Set problem – Extract each line from the entries below that has the string "initialized" in it.

· · · · ·

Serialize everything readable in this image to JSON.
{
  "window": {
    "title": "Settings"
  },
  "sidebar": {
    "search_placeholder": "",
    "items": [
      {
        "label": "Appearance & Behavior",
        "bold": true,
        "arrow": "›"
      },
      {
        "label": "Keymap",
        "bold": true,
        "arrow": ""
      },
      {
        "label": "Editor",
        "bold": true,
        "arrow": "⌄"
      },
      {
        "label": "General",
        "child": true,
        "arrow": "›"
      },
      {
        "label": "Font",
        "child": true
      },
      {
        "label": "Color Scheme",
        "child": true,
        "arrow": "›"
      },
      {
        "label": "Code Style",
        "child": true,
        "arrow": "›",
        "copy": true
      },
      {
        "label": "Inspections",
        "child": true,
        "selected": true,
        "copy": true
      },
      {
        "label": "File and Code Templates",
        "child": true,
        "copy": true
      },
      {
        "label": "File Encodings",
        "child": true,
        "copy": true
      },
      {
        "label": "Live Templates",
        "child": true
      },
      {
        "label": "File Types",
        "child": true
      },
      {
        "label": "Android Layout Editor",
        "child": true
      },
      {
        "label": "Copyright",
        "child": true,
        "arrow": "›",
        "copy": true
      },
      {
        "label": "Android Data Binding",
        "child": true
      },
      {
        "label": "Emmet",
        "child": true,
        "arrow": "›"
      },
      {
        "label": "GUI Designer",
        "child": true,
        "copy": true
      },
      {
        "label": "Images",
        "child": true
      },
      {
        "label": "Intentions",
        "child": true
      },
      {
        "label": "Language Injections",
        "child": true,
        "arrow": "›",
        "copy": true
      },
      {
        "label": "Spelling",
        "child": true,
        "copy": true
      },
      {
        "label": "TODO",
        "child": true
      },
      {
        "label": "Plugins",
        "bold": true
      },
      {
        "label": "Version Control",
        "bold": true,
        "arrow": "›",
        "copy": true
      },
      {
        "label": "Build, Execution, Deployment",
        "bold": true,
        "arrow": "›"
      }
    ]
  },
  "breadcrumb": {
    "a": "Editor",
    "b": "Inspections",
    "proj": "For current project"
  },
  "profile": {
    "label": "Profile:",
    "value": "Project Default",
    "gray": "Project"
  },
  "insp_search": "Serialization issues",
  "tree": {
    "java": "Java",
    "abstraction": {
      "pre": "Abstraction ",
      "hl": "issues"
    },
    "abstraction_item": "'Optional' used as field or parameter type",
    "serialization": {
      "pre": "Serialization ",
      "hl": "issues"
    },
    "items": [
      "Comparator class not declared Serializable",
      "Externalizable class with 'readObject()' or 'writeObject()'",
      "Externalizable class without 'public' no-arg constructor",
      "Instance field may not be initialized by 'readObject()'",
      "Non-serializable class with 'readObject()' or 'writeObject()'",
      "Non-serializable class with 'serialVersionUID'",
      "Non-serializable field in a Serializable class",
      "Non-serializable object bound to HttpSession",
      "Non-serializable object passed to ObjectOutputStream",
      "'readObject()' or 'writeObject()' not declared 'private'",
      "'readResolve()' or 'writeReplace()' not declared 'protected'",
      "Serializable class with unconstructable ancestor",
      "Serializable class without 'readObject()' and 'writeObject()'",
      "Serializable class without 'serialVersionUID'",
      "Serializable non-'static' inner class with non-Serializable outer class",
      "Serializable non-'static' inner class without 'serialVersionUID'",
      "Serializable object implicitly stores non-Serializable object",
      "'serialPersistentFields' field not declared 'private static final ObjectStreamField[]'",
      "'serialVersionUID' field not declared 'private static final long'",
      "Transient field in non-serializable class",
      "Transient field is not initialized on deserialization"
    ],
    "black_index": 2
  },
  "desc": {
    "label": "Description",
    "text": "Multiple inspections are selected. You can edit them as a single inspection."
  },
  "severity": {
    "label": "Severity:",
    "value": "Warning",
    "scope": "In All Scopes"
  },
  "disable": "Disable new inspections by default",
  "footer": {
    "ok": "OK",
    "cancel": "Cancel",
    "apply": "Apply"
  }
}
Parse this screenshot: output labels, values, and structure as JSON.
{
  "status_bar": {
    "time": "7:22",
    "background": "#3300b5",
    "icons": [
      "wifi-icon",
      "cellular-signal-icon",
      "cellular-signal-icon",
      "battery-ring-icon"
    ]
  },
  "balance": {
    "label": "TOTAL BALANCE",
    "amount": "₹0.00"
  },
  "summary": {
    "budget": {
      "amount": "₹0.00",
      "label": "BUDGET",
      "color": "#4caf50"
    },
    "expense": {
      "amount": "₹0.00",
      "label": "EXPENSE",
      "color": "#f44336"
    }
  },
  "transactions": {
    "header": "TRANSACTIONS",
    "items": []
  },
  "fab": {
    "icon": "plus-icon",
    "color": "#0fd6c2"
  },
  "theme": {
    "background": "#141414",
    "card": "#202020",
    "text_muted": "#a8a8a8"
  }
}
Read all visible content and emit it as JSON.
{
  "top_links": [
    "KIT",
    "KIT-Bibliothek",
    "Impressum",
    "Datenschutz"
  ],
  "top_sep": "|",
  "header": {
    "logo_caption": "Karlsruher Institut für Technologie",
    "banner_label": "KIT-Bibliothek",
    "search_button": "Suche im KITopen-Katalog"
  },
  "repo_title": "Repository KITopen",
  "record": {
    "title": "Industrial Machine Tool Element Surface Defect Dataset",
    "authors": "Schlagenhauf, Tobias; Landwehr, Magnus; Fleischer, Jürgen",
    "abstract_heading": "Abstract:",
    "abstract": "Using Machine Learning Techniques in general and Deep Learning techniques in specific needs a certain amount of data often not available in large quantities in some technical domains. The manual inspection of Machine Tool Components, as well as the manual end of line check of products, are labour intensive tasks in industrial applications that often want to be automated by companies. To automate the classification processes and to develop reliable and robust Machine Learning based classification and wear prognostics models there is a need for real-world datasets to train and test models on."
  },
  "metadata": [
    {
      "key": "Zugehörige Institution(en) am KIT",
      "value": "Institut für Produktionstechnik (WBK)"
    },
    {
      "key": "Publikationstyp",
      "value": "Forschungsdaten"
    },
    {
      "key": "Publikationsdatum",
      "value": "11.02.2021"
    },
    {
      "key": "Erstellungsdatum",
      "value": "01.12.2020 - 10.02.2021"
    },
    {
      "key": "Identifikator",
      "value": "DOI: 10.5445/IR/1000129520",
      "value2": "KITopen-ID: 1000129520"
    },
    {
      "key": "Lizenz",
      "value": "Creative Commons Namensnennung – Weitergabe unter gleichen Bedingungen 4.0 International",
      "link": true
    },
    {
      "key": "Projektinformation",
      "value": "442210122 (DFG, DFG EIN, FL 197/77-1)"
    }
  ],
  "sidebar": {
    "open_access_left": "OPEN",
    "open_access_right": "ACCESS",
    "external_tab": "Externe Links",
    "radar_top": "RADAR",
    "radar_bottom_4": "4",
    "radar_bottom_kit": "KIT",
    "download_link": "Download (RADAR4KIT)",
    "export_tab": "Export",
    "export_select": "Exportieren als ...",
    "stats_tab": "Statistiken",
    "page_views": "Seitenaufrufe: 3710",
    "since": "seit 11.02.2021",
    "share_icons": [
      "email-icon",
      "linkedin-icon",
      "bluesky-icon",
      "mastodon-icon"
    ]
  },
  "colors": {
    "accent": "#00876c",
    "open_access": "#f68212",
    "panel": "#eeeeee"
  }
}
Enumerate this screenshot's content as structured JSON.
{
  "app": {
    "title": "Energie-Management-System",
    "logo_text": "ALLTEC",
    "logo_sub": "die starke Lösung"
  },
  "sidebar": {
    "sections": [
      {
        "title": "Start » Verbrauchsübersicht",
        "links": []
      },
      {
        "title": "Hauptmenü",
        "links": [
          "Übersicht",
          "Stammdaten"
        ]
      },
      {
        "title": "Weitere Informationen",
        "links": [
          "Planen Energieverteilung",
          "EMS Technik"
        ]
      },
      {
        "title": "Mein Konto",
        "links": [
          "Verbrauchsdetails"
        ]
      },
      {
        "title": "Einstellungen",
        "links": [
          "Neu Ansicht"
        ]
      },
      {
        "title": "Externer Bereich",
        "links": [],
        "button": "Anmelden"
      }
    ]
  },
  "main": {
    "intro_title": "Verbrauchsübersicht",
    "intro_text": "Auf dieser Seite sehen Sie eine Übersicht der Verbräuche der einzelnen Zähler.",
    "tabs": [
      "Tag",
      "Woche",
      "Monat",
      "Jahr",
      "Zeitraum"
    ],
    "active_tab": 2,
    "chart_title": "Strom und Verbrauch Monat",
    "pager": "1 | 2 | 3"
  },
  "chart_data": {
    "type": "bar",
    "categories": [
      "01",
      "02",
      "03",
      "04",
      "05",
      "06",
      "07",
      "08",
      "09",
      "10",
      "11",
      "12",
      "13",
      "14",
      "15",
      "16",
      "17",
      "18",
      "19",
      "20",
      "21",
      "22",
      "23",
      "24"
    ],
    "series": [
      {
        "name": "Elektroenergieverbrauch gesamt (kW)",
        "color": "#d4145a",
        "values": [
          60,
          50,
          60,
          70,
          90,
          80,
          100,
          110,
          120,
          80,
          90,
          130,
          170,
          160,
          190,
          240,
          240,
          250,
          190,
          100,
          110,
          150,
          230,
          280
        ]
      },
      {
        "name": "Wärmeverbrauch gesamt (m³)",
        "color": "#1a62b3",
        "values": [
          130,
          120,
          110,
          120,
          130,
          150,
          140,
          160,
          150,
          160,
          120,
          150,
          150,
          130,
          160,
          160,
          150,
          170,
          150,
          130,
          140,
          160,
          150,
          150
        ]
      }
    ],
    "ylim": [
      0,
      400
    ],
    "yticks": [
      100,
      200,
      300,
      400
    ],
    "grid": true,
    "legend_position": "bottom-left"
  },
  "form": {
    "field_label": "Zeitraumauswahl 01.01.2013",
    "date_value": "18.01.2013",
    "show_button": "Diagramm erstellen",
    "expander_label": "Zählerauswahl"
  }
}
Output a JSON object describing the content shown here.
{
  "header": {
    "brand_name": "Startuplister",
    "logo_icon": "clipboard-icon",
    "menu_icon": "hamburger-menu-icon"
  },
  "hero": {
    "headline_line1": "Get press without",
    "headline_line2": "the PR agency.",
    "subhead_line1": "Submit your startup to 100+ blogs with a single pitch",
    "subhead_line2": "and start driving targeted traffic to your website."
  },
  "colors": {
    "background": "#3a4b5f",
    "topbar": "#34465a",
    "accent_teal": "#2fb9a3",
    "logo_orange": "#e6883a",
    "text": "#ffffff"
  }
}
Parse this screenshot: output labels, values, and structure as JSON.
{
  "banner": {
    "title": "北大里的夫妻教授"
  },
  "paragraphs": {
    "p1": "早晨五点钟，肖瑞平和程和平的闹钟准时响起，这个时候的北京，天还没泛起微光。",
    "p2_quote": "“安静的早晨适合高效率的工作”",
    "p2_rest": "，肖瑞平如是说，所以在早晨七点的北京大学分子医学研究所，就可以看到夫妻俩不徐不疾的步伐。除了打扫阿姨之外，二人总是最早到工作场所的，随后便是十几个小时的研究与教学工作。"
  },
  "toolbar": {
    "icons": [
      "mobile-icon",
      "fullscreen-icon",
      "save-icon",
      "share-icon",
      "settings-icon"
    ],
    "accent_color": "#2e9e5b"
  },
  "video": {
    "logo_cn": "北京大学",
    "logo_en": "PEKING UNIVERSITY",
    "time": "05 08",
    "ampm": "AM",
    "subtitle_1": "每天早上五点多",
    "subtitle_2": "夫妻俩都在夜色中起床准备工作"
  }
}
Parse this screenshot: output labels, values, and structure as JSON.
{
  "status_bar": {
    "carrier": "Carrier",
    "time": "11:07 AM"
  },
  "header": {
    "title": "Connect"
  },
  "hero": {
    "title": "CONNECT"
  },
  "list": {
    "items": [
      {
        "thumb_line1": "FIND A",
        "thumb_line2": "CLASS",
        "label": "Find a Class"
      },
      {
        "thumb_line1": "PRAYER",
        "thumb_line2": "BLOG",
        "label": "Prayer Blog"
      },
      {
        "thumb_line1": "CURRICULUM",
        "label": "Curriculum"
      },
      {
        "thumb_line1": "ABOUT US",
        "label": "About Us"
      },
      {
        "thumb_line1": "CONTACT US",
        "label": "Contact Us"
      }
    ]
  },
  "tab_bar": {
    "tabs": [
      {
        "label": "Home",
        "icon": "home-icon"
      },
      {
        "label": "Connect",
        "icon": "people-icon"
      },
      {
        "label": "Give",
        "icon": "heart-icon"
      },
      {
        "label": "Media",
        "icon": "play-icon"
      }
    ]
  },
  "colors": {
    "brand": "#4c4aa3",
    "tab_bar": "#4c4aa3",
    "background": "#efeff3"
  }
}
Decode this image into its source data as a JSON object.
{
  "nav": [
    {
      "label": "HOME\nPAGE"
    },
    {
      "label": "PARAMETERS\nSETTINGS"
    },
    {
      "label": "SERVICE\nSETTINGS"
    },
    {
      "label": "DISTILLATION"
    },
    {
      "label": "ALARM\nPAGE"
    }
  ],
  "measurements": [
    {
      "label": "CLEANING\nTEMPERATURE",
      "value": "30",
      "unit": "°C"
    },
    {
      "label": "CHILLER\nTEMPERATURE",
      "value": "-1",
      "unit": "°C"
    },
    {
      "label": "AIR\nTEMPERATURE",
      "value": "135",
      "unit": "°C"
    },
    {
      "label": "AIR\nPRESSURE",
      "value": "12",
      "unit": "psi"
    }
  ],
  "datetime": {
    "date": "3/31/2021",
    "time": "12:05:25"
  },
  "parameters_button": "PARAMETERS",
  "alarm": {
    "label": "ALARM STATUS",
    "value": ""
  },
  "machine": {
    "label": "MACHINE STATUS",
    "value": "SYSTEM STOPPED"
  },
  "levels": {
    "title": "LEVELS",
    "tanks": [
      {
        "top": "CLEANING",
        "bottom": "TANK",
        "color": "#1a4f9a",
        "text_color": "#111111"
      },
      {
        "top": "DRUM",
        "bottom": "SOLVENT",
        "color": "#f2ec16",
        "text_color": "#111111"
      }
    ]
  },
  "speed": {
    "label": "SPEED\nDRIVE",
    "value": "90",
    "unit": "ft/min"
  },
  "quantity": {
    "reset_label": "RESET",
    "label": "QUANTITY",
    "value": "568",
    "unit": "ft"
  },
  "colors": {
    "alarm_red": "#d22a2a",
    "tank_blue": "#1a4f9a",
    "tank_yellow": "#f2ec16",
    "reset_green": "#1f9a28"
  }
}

· · · · ·

Result of the task –
      "Instance field may not be initialized by 'readObject()'",
      "Transient field is not initialized on deserialization"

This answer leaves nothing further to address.